▶ _REQUIRED WORK_
From the listing below, extract each line containing the string "this".

▶ _Data excerpts_
Start

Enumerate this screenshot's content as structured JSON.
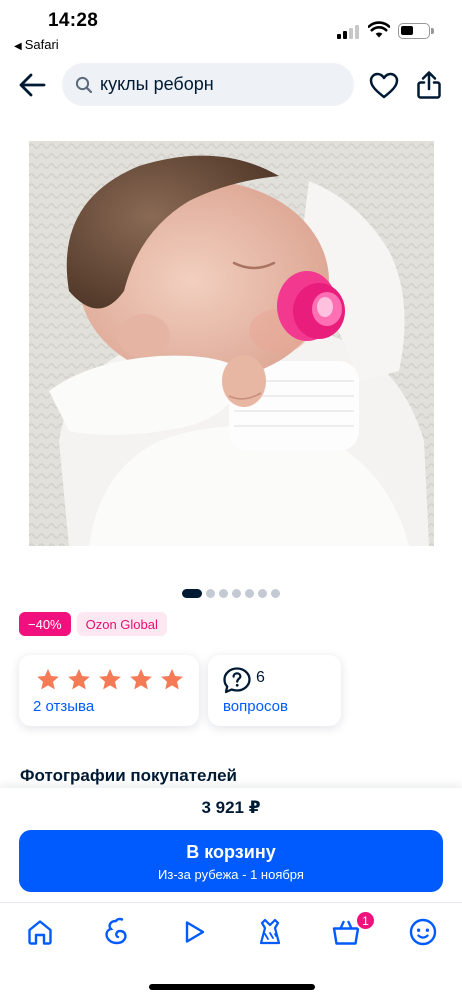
{
  "status_bar": {
    "time": "14:28",
    "back_app": "Safari"
  },
  "header": {
    "search_query": "куклы реборн",
    "icons": [
      "back-arrow-icon",
      "search-icon",
      "heart-icon",
      "share-icon"
    ]
  },
  "photo": {
    "alt": "sleeping reborn baby doll with pink pacifier",
    "dots_total": 7,
    "active_dot": 0
  },
  "badges": {
    "discount": "−40%",
    "seller_program": "Ozon Global"
  },
  "rating": {
    "stars": 5,
    "reviews_link": "2 отзыва"
  },
  "questions": {
    "count": "6",
    "link": "вопросов"
  },
  "section_title": "Фотографии покупателей",
  "buy_panel": {
    "price": "3 921 ₽",
    "button_label": "В корзину",
    "button_sub": "Из-за рубежа - 1 ноября"
  },
  "bottom_nav": {
    "items": [
      "home-icon",
      "fresh-icon",
      "video-icon",
      "fashion-icon",
      "cart-icon",
      "profile-icon"
    ],
    "cart_count": "1"
  },
  "colors": {
    "accent": "#005bff",
    "discount": "#f1117e",
    "star": "#f57a56",
    "text": "#001a34"
  }
}
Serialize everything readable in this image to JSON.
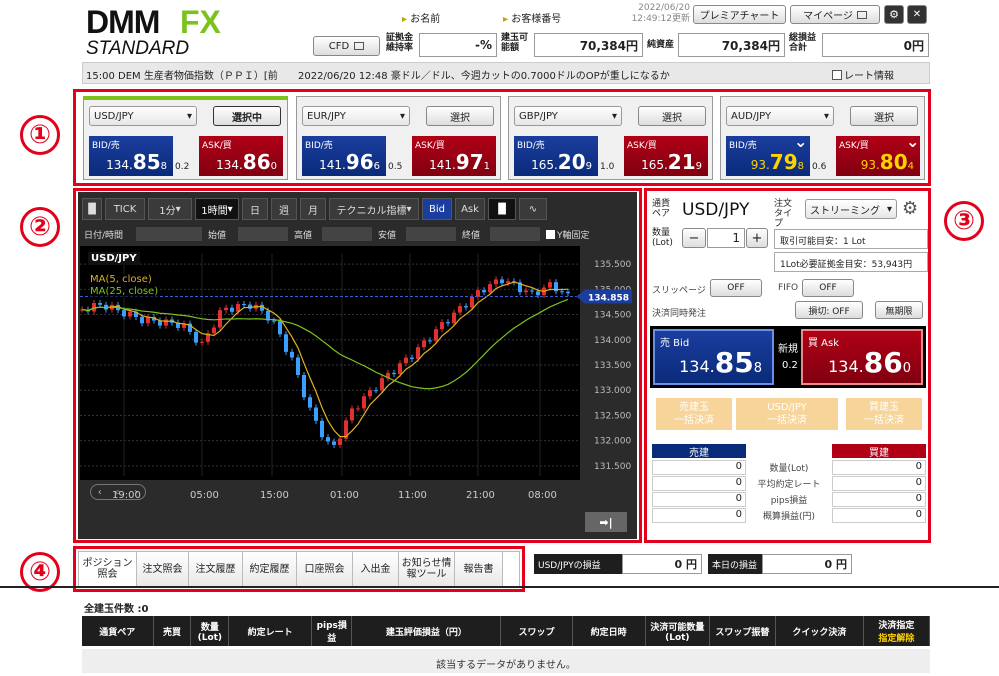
{
  "logo": {
    "brand": "DMM",
    "fx": "FX",
    "edition": "STANDARD"
  },
  "header": {
    "name_label": "お名前",
    "customer_label": "お客様番号",
    "date": "2022/06/20",
    "time": "12:49:12更新",
    "premium_chart": "プレミアチャート",
    "mypage": "マイページ",
    "cfd": "CFD",
    "margin_rate_label": "証拠金維持率",
    "margin_rate_value": "-%",
    "available_label": "建玉可能額",
    "available_value": "70,384円",
    "net_assets_label": "純資産",
    "net_assets_value": "70,384円",
    "total_pl_label": "総損益合計",
    "total_pl_value": "0円"
  },
  "ticker": {
    "left": "15:00 DEM 生産者物価指数（ＰＰＩ）[前",
    "news": "2022/06/20 12:48 豪ドル／ドル、今週カットの0.7000ドルのOPが重しになるか",
    "rate_info": "レート情報"
  },
  "annotations": [
    "①",
    "②",
    "③",
    "④"
  ],
  "pairs": [
    {
      "pair": "USD/JPY",
      "btn": "選択中",
      "bid_label": "BID/売",
      "bid_pre": "134.",
      "bid_big": "85",
      "bid_small": "8",
      "spread": "0.2",
      "ask_label": "ASK/買",
      "ask_pre": "134.",
      "ask_big": "86",
      "ask_small": "0"
    },
    {
      "pair": "EUR/JPY",
      "btn": "選択",
      "bid_label": "BID/売",
      "bid_pre": "141.",
      "bid_big": "96",
      "bid_small": "6",
      "spread": "0.5",
      "ask_label": "ASK/買",
      "ask_pre": "141.",
      "ask_big": "97",
      "ask_small": "1"
    },
    {
      "pair": "GBP/JPY",
      "btn": "選択",
      "bid_label": "BID/売",
      "bid_pre": "165.",
      "bid_big": "20",
      "bid_small": "9",
      "spread": "1.0",
      "ask_label": "ASK/買",
      "ask_pre": "165.",
      "ask_big": "21",
      "ask_small": "9"
    },
    {
      "pair": "AUD/JPY",
      "btn": "選択",
      "bid_label": "BID/売",
      "bid_pre": "93.",
      "bid_big": "79",
      "bid_small": "8",
      "spread": "0.6",
      "ask_label": "ASK/買",
      "ask_pre": "93.",
      "ask_big": "80",
      "ask_small": "4"
    }
  ],
  "chart_toolbar": {
    "tick": "TICK",
    "minute": "1分",
    "hour": "1時間",
    "day": "日",
    "week": "週",
    "month": "月",
    "tech": "テクニカル指標",
    "bid": "Bid",
    "ask": "Ask"
  },
  "ohlc": {
    "datetime": "日付/時間",
    "open": "始値",
    "high": "高値",
    "low": "安値",
    "close": "終値",
    "yfix": "Y軸固定"
  },
  "chart_data": {
    "type": "line",
    "title": "USD/JPY",
    "legend": [
      "MA(5, close)",
      "MA(25, close)"
    ],
    "y_ticks": [
      "135.500",
      "135.000",
      "134.500",
      "134.000",
      "133.500",
      "133.000",
      "132.500",
      "132.000",
      "131.500"
    ],
    "x_ticks": [
      "19:00",
      "05:00",
      "15:00",
      "01:00",
      "11:00",
      "21:00",
      "08:00"
    ],
    "last_price": "134.858"
  },
  "order": {
    "pair_label": "通貨ペア",
    "pair": "USD/JPY",
    "type_label": "注文タイプ",
    "type": "ストリーミング",
    "qty_label": "数量(Lot)",
    "qty": "1",
    "tradable": "取引可能目安：1 Lot",
    "margin_req": "1Lot必要証拠金目安：53,943円",
    "slippage": "スリッページ",
    "slip_val": "OFF",
    "fifo": "FIFO",
    "fifo_val": "OFF",
    "settle": "決済同時発注",
    "loss": "損切: OFF",
    "nolimit": "無期限",
    "bid_label": "売 Bid",
    "bid_pre": "134.",
    "bid_big": "85",
    "bid_small": "8",
    "new": "新規",
    "spread": "0.2",
    "ask_label": "買 Ask",
    "ask_pre": "134.",
    "ask_big": "86",
    "ask_small": "0",
    "sell_close": "売建玉",
    "sell_close2": "一括決済",
    "pair_close": "USD/JPY",
    "pair_close2": "一括決済",
    "buy_close": "買建玉",
    "buy_close2": "一括決済",
    "sell_header": "売建",
    "buy_header": "買建",
    "rows": [
      {
        "label": "数量(Lot)",
        "sell": "0",
        "buy": "0"
      },
      {
        "label": "平均約定レート",
        "sell": "0",
        "buy": "0"
      },
      {
        "label": "pips損益",
        "sell": "0",
        "buy": "0"
      },
      {
        "label": "概算損益(円)",
        "sell": "0",
        "buy": "0"
      }
    ]
  },
  "tabs": [
    "ポジション照会",
    "注文照会",
    "注文履歴",
    "約定履歴",
    "口座照会",
    "入出金",
    "お知らせ情報ツール",
    "報告書"
  ],
  "pl": {
    "pair_label": "USD/JPYの損益",
    "pair_value": "0 円",
    "today_label": "本日の損益",
    "today_value": "0 円"
  },
  "positions": {
    "count": "全建玉件数 :0",
    "headers": [
      "通貨ペア",
      "売買",
      "数量(Lot)",
      "約定レート",
      "pips損益",
      "建玉評価損益（円）",
      "スワップ",
      "約定日時",
      "決済可能数量(Lot)",
      "スワップ振替",
      "クイック決済",
      "決済指定"
    ],
    "header_sub": "指定解除",
    "empty": "該当するデータがありません。"
  }
}
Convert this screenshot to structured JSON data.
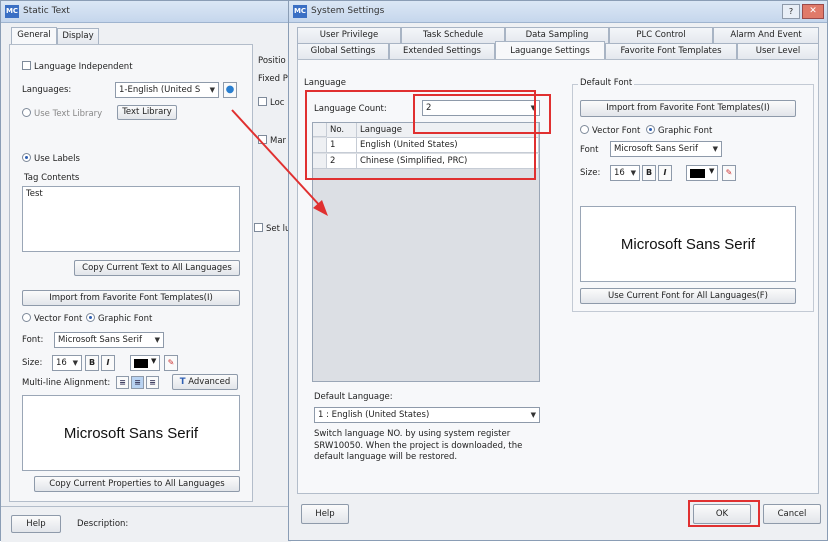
{
  "left_window": {
    "title": "Static Text",
    "tabs": [
      "General",
      "Display"
    ],
    "language_independent": "Language Independent",
    "languages_label": "Languages:",
    "languages_value": "1-English (United S",
    "use_text_library": "Use Text Library",
    "text_library_button": "Text Library",
    "use_labels": "Use Labels",
    "tag_contents_label": "Tag Contents",
    "tag_contents_value": "Test",
    "copy_text_button": "Copy Current Text to All Languages",
    "import_button": "Import from Favorite Font Templates(I)",
    "vector_font": "Vector Font",
    "graphic_font": "Graphic Font",
    "font_label": "Font:",
    "font_value": "Microsoft Sans Serif",
    "size_label": "Size:",
    "size_value": "16",
    "bold": "B",
    "italic": "I",
    "multiline_label": "Multi-line Alignment:",
    "advanced_button": "Advanced",
    "preview_text": "Microsoft Sans Serif",
    "copy_props_button": "Copy Current Properties to All Languages",
    "help_button": "Help",
    "description_label": "Description:",
    "position_label": "Positio",
    "fixed_label": "Fixed P",
    "lock_label": "Loc",
    "mar_label": "Mar",
    "set_label": "Set lu"
  },
  "dialog": {
    "title": "System Settings",
    "tabs_row1": [
      "User Privilege",
      "Task Schedule",
      "Data Sampling",
      "PLC Control",
      "Alarm And Event"
    ],
    "tabs_row2": [
      "Global Settings",
      "Extended Settings",
      "Laguange Settings",
      "Favorite Font Templates",
      "User Level"
    ],
    "language_group": "Language",
    "language_count_label": "Language Count:",
    "language_count_value": "2",
    "table_headers": [
      "No.",
      "Language"
    ],
    "table_rows": [
      {
        "no": "1",
        "language": "English (United States)"
      },
      {
        "no": "2",
        "language": "Chinese (Simplified, PRC)"
      }
    ],
    "default_language_label": "Default Language:",
    "default_language_value": "1 : English (United States)",
    "note": "Switch language NO. by using system register SRW10050. When the project is downloaded, the default language will be restored.",
    "default_font_group": "Default Font",
    "import_button": "Import from Favorite Font Templates(I)",
    "vector_font": "Vector Font",
    "graphic_font": "Graphic Font",
    "font_label": "Font",
    "font_value": "Microsoft Sans Serif",
    "size_label": "Size:",
    "size_value": "16",
    "bold": "B",
    "italic": "I",
    "preview_text": "Microsoft Sans Serif",
    "use_font_button": "Use Current Font for All Languages(F)",
    "help_button": "Help",
    "ok_button": "OK",
    "cancel_button": "Cancel"
  },
  "colors": {
    "highlight": "#e03030",
    "accent": "#3a6fc4"
  }
}
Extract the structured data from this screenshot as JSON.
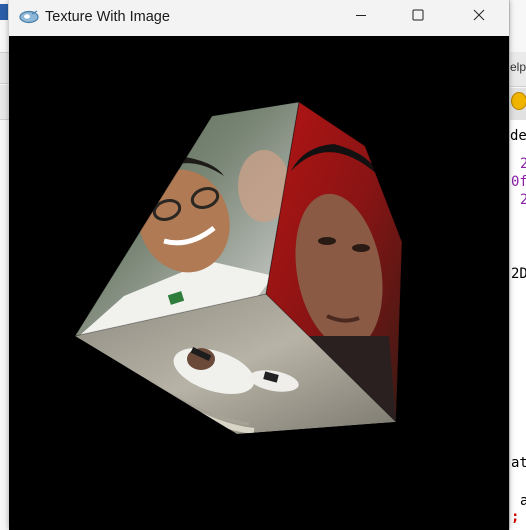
{
  "window": {
    "title": "Texture With Image",
    "controls": {
      "minimize_icon": "minimize-icon",
      "maximize_icon": "maximize-icon",
      "close_icon": "close-icon"
    }
  },
  "background_editor": {
    "fragments": [
      "elp",
      "de",
      "2",
      "0f",
      "2",
      "2D",
      "at",
      "a",
      ";"
    ]
  },
  "scene": {
    "object": "textured-cube",
    "background_color": "#000000",
    "faces": [
      "face-left-photo",
      "face-right-photo",
      "face-bottom-photo"
    ]
  }
}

End

▶ _REPLY_
Enumerate this screenshot's content as structured JSON.
Serialize everything readable in this image to JSON.
Convert this screenshot to structured JSON data.
Extract the structured data from this screenshot as JSON.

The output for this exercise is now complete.